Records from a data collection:
---+---

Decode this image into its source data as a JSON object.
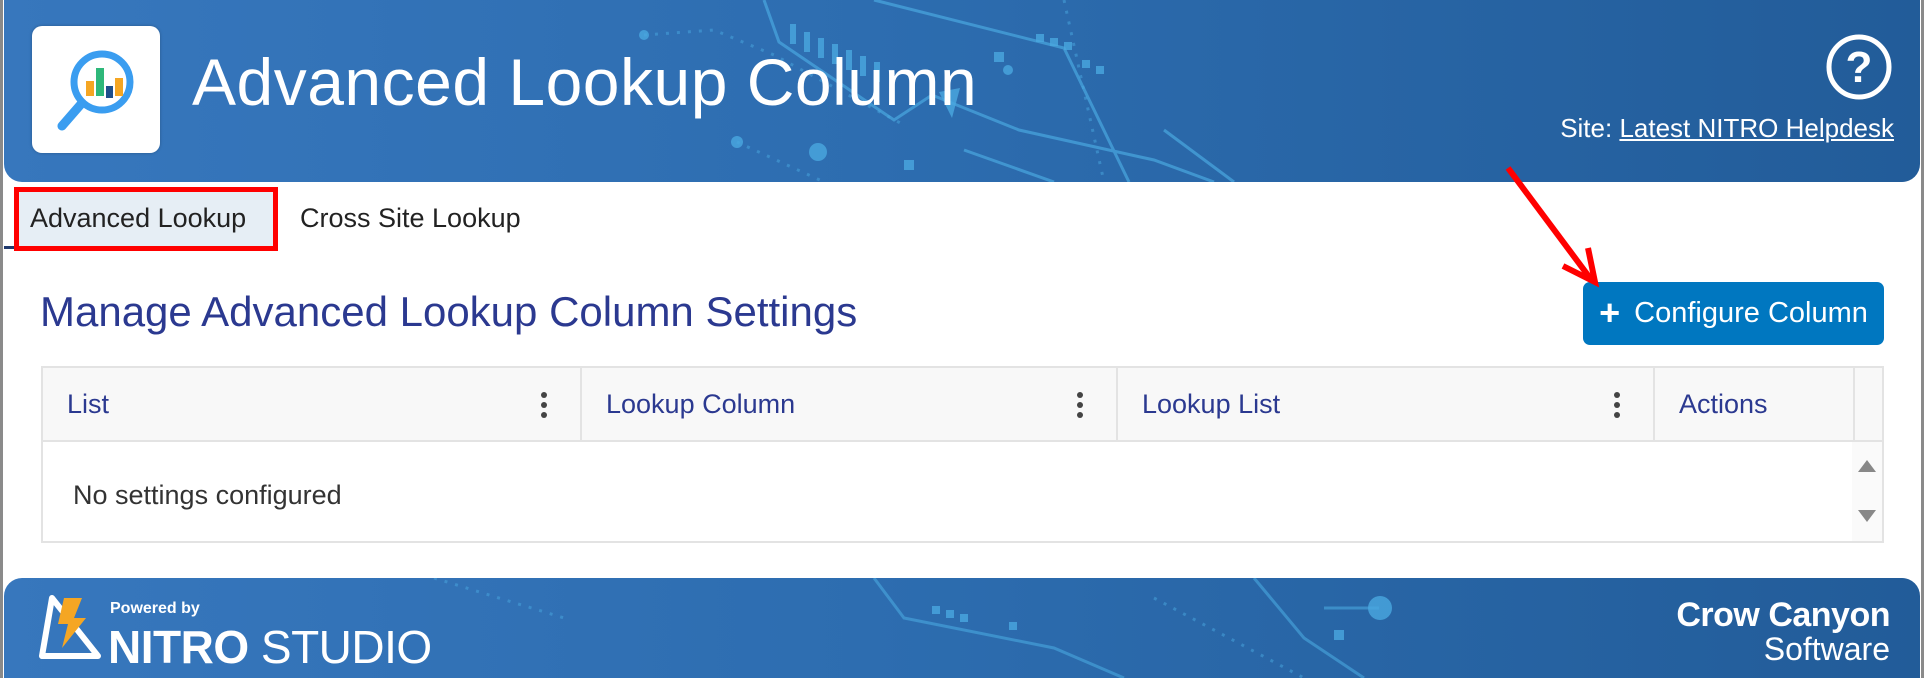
{
  "header": {
    "app_title": "Advanced Lookup Column",
    "logo_icon": "magnifier-chart-icon",
    "help_icon": "help-circle-icon",
    "site_prefix": "Site: ",
    "site_link": "Latest NITRO Helpdesk"
  },
  "tabs": [
    {
      "label": "Advanced Lookup",
      "active": true
    },
    {
      "label": "Cross Site Lookup",
      "active": false
    }
  ],
  "main": {
    "section_title": "Manage Advanced Lookup Column Settings",
    "configure_button": {
      "icon": "plus-icon",
      "label": "Configure Column"
    },
    "grid": {
      "columns": [
        {
          "label": "List",
          "has_menu": true
        },
        {
          "label": "Lookup Column",
          "has_menu": true
        },
        {
          "label": "Lookup List",
          "has_menu": true
        },
        {
          "label": "Actions",
          "has_menu": false
        }
      ],
      "rows": [],
      "empty_message": "No settings configured"
    }
  },
  "annotations": {
    "highlight_color": "#ff0000",
    "arrow_color": "#ff0000"
  },
  "footer": {
    "powered_by": "Powered by",
    "brand_bold": "NITRO",
    "brand_light": " STUDIO",
    "company_line1": "Crow Canyon",
    "company_line2": "Software"
  },
  "colors": {
    "header_blue": "#2d6db0",
    "accent_button": "#0077c0",
    "heading_text": "#2b3990",
    "active_tab_bg": "#e6eef5"
  }
}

---+---

### What is asked:
Above are the entries; count how many of their lines contain the word "icon" and give only that number.

### Task answer:
3